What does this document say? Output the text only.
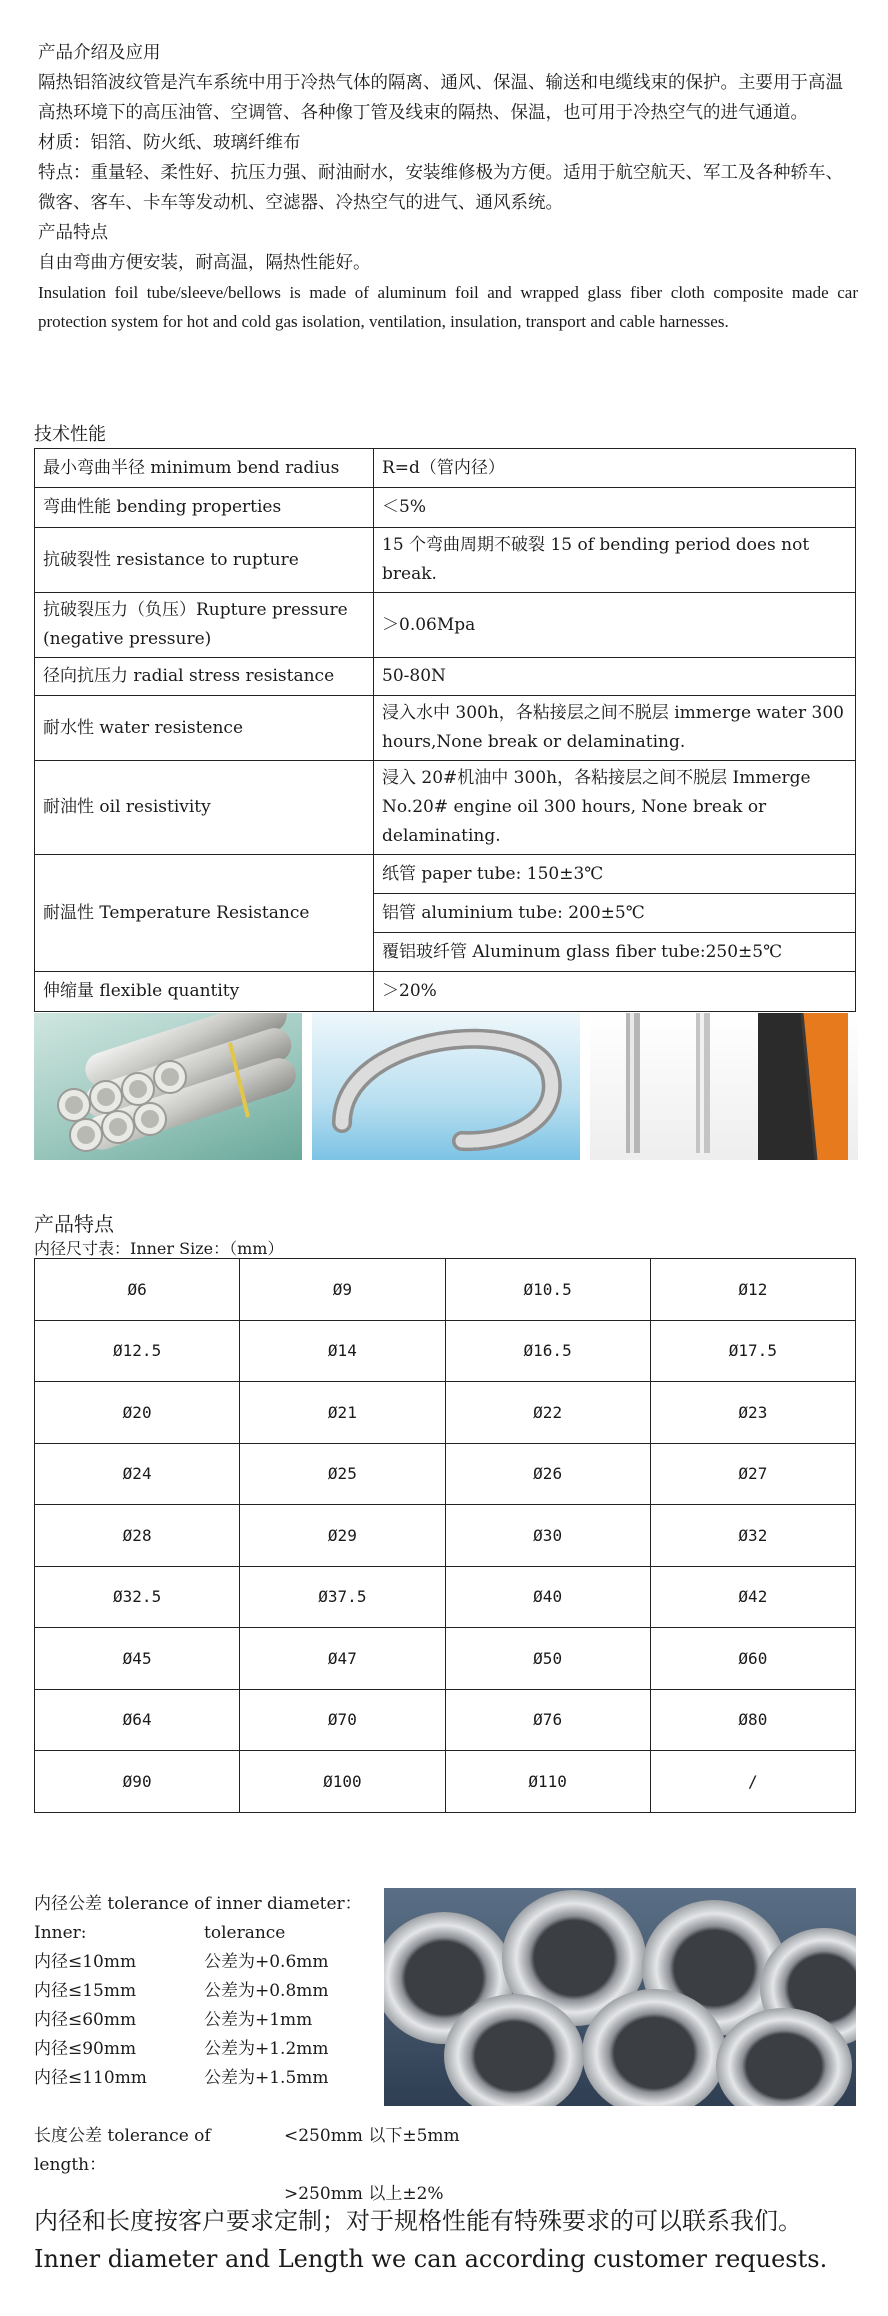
产品介绍及应用

隔热铝箔波纹管是汽车系统中用于冷热气体的隔离、通风、保温、输送和电缆线束的保护。主要用于高温高热环境下的高压油管、空调管、各种像丁管及线束的隔热、保温，也可用于冷热空气的进气通道。

材质：铝箔、防火纸、玻璃纤维布

特点：重量轻、柔性好、抗压力强、耐油耐水，安装维修极为方便。适用于航空航天、军工及各种轿车、微客、客车、卡车等发动机、空滤器、冷热空气的进气、通风系统。

产品特点

自由弯曲方便安装，耐高温，隔热性能好。

Insulation foil tube/sleeve/bellows is made of aluminum foil and wrapped glass fiber cloth composite made car protection system for hot and cold gas isolation, ventilation, insulation, transport and cable harnesses.

技术性能
最小弯曲半径 minimum bend radius	R=d（管内径）
弯曲性能 bending properties	＜5%
抗破裂性 resistance to rupture	15 个弯曲周期不破裂 15 of bending period does not break.
抗破裂压力（负压）Rupture pressure (negative pressure)	＞0.06Mpa
径向抗压力 radial stress resistance	50-80N
耐水性 water resistence	浸入水中 300h，各粘接层之间不脱层 immerge water 300 hours,None break or delaminating.
耐油性 oil resistivity	浸入 20#机油中 300h，各粘接层之间不脱层 Immerge No.20# engine oil 300 hours, None break or delaminating.
耐温性 Temperature Resistance	纸管 paper tube: 150±3℃
	铝管 aluminium tube: 200±5℃
	覆铝玻纤管 Aluminum glass fiber tube:250±5℃
伸缩量 flexible quantity	＞20%
产品特点
内径尺寸表：Inner Size：（mm）
Ø6	Ø9	Ø10.5	Ø12
Ø12.5	Ø14	Ø16.5	Ø17.5
Ø20	Ø21	Ø22	Ø23
Ø24	Ø25	Ø26	Ø27
Ø28	Ø29	Ø30	Ø32
Ø32.5	Ø37.5	Ø40	Ø42
Ø45	Ø47	Ø50	Ø60
Ø64	Ø70	Ø76	Ø80
Ø90	Ø100	Ø110	/
内径公差 tolerance of inner diameter：
Inner:	tolerance
内径≤10mm	公差为+0.6mm
内径≤15mm	公差为+0.8mm
内径≤60mm	公差为+1mm
内径≤90mm	公差为+1.2mm
内径≤110mm	公差为+1.5mm
长度公差 tolerance of length：
<250mm 以下±5mm
>250mm 以上±2%
内径和长度按客户要求定制；对于规格性能有特殊要求的可以联系我们。
Inner diameter and Length we can according customer requests.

________________________

Exercise goal | Report how many lines in the entries hold the string "glass". Nothing but the number is wanted.

The completed task | 2